[Records excerpted from a collection]
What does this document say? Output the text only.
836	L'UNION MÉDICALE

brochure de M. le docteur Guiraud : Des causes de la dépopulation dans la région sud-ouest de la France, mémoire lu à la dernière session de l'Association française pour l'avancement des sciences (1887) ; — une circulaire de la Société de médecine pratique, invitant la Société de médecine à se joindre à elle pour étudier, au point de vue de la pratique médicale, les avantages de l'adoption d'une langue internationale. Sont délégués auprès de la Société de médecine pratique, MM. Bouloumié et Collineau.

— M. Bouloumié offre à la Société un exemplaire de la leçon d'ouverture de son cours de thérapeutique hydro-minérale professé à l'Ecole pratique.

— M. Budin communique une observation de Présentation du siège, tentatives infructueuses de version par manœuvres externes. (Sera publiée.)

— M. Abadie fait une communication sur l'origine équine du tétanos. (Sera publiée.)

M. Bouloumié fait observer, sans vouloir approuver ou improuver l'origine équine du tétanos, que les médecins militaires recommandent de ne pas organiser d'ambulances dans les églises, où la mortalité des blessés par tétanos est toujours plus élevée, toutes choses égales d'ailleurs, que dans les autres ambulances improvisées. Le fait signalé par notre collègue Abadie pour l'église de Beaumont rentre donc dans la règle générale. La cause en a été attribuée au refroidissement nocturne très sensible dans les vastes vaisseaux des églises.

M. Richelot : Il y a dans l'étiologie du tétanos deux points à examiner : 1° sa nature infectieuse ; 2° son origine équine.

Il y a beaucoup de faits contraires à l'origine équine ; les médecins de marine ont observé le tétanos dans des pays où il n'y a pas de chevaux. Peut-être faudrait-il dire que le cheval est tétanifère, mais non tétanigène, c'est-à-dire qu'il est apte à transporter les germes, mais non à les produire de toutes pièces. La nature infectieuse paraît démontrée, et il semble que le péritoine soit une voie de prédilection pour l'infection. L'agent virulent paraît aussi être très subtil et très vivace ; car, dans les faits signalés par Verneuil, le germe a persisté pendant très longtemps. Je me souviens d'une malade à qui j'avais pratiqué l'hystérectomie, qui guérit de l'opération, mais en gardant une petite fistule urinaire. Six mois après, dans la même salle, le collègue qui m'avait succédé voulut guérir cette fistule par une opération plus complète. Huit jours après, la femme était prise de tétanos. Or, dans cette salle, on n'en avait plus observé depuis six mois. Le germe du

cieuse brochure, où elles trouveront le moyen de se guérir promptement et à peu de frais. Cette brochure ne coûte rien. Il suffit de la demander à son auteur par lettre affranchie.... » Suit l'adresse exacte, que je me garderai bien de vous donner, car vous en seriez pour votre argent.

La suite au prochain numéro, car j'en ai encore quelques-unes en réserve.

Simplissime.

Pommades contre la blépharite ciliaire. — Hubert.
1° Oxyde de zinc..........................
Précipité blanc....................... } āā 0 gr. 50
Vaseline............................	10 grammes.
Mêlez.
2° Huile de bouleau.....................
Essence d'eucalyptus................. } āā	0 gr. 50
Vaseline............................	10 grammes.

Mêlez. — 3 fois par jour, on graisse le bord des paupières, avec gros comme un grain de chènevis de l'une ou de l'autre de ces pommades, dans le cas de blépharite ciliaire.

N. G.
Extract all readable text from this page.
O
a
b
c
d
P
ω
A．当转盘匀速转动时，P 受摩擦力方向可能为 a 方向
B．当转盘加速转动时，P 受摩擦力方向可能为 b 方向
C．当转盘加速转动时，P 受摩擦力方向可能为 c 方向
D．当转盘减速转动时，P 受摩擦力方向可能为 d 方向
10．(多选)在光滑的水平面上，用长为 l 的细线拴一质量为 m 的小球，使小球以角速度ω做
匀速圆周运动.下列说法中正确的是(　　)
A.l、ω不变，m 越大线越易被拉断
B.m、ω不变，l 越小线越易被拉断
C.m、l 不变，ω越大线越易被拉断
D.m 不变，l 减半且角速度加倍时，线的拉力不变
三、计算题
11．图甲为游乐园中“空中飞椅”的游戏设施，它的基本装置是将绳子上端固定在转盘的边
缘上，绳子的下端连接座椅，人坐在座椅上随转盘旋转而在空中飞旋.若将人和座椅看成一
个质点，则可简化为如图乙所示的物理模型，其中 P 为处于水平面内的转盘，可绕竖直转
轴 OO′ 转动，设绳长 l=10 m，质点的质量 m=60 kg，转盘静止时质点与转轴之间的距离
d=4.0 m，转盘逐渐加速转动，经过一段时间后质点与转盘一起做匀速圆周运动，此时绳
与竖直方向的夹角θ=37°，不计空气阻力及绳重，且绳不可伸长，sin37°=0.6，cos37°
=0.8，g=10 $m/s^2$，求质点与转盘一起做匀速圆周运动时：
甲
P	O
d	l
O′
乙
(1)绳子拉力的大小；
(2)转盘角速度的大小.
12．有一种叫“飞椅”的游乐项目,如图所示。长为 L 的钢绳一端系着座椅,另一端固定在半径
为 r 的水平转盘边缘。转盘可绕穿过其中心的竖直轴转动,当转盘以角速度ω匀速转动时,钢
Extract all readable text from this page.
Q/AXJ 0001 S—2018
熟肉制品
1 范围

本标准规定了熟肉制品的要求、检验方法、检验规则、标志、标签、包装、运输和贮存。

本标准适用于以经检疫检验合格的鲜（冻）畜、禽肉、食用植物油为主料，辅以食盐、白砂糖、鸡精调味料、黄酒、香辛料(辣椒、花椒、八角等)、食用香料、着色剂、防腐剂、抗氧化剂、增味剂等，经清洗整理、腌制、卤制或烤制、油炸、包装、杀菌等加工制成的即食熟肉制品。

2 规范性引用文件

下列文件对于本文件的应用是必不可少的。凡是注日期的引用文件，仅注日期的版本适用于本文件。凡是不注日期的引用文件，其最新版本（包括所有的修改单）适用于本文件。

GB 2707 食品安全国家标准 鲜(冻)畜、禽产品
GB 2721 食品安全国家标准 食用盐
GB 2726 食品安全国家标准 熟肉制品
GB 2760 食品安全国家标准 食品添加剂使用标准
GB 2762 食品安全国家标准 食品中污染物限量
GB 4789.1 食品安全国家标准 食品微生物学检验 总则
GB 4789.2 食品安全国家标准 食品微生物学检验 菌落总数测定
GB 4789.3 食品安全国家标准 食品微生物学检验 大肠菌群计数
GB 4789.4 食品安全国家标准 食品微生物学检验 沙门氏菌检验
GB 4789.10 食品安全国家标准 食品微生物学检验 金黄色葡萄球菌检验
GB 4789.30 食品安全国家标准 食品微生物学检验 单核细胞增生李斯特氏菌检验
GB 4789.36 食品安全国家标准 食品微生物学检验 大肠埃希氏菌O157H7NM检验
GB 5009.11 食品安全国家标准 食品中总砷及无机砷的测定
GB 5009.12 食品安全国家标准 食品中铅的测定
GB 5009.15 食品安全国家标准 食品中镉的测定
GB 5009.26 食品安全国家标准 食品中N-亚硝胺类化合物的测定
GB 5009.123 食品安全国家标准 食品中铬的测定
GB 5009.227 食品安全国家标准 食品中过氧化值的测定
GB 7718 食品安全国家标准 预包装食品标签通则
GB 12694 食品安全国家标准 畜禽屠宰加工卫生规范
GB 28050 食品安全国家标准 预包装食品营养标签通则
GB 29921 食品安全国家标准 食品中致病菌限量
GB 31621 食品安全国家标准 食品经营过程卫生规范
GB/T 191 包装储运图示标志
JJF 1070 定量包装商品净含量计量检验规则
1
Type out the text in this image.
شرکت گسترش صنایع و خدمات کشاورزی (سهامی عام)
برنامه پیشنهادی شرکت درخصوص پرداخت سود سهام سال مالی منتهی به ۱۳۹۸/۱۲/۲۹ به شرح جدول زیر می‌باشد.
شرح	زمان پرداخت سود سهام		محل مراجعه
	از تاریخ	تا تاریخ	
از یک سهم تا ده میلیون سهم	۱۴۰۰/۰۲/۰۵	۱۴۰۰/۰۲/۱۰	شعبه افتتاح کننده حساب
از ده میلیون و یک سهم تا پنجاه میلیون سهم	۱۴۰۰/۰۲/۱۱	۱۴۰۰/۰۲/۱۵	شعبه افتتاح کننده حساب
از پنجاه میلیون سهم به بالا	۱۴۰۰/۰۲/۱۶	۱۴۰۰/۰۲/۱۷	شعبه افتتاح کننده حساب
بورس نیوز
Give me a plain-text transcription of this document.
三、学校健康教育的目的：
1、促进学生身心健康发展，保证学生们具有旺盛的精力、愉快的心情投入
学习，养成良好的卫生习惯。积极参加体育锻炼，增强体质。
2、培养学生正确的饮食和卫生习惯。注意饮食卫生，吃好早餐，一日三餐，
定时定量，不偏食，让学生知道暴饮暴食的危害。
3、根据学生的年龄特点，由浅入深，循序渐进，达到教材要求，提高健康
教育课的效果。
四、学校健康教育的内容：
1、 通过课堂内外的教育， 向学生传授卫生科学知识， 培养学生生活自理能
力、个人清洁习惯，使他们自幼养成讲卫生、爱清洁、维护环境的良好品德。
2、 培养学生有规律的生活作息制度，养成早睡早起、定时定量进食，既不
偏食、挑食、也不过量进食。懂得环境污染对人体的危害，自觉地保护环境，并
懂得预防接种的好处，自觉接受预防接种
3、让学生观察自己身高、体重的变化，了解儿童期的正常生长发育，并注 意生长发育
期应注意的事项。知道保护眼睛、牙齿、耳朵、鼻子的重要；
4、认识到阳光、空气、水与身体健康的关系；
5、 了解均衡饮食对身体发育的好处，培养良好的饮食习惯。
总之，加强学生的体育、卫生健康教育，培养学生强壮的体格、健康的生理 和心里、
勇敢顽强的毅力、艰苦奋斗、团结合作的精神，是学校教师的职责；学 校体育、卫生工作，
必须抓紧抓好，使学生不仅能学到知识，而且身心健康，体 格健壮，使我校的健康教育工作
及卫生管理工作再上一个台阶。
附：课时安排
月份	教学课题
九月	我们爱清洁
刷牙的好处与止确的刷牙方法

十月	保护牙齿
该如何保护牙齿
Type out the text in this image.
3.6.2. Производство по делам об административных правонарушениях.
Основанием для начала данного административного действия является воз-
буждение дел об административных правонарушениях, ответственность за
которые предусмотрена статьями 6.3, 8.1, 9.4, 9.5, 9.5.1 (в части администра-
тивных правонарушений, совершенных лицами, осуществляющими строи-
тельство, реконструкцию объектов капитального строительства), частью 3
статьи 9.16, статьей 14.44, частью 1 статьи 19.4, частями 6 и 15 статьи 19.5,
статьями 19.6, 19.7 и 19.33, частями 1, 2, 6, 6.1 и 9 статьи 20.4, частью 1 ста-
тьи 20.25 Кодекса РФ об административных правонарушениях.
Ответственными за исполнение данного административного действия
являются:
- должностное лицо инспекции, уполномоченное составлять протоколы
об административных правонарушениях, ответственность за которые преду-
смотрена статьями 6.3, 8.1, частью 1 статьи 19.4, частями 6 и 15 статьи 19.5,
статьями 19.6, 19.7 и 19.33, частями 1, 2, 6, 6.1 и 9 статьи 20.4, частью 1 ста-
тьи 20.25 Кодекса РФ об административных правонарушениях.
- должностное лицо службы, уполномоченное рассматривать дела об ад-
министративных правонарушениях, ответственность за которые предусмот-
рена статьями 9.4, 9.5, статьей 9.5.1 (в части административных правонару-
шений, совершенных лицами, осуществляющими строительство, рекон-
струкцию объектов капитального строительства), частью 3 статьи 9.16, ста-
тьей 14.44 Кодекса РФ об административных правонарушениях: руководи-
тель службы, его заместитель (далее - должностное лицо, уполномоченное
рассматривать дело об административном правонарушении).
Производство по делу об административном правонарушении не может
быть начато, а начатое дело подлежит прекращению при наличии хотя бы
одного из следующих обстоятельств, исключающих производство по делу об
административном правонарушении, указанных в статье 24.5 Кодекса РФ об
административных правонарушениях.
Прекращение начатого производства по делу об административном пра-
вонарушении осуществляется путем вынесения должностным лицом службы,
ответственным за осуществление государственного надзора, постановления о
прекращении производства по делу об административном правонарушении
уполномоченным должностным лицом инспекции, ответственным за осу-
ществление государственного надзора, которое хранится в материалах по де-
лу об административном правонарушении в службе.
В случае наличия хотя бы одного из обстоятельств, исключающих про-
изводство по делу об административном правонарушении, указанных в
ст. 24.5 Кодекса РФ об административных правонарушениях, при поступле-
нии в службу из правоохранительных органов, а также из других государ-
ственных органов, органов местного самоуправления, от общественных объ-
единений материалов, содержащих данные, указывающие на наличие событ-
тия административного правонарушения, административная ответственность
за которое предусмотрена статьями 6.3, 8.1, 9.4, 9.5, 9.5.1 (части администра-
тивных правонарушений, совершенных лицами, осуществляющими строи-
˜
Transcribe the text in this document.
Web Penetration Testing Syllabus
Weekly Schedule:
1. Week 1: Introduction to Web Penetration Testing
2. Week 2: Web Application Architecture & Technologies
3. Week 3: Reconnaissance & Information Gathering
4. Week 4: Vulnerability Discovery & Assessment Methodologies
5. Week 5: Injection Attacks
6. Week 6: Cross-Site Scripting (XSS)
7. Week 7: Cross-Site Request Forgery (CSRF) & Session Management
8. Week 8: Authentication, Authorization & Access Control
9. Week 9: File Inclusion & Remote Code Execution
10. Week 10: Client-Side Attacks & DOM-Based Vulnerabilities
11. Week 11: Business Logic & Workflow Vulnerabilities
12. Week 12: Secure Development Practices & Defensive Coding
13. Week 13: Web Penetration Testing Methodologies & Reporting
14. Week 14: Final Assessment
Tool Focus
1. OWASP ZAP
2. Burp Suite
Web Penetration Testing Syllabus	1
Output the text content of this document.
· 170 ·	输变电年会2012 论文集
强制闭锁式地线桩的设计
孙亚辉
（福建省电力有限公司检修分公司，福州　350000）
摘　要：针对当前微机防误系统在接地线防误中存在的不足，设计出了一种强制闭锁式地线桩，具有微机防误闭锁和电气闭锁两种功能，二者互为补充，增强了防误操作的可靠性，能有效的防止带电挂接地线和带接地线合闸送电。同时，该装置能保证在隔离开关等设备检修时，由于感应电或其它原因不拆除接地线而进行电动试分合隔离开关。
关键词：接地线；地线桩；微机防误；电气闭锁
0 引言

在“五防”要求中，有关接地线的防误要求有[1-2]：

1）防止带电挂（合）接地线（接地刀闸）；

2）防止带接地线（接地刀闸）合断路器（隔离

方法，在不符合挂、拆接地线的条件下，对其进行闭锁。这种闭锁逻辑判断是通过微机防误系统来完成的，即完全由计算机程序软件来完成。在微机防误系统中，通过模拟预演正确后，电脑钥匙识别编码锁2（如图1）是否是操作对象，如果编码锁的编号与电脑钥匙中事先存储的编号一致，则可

> Directions for this task
In the entries above, find each line with the word "части" and show it.

> The reply
которые предусмотрена статьями 6.3, 8.1, 9.4, 9.5, 9.5.1 (в части администра-
рена статьями 9.4, 9.5, статьей 9.5.1 (в части административных правонару-
за которое предусмотрена статьями 6.3, 8.1, 9.4, 9.5, 9.5.1 (части администра-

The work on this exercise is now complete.